[STATED GOAL]:
Copy each line where the word "branch" occurs.
— start INPUT ROWS —
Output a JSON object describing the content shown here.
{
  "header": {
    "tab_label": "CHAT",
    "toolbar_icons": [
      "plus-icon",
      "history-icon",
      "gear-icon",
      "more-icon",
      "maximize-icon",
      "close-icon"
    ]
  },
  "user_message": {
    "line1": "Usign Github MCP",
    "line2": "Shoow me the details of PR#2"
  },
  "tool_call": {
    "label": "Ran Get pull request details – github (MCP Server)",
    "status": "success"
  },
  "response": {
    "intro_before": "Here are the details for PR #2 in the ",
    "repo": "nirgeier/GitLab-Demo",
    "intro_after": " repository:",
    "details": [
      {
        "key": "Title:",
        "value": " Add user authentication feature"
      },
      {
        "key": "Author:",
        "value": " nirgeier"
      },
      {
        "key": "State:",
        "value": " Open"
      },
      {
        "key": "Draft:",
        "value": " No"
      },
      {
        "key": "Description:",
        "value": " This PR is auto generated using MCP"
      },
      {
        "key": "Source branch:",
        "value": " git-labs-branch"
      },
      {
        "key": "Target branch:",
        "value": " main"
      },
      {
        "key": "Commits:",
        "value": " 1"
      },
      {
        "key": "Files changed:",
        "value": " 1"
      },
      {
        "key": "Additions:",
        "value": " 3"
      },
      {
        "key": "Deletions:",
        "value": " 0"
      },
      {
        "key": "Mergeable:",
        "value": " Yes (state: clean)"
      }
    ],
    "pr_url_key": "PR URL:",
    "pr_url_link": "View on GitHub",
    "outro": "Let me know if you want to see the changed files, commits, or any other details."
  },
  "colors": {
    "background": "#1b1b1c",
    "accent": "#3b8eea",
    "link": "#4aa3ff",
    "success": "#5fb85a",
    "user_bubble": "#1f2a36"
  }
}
— end INPUT ROWS —
[ANSWER FOR THIS EXERCISE]:
        "key": "Source branch:",
        "value": " git-labs-branch"
        "key": "Target branch:",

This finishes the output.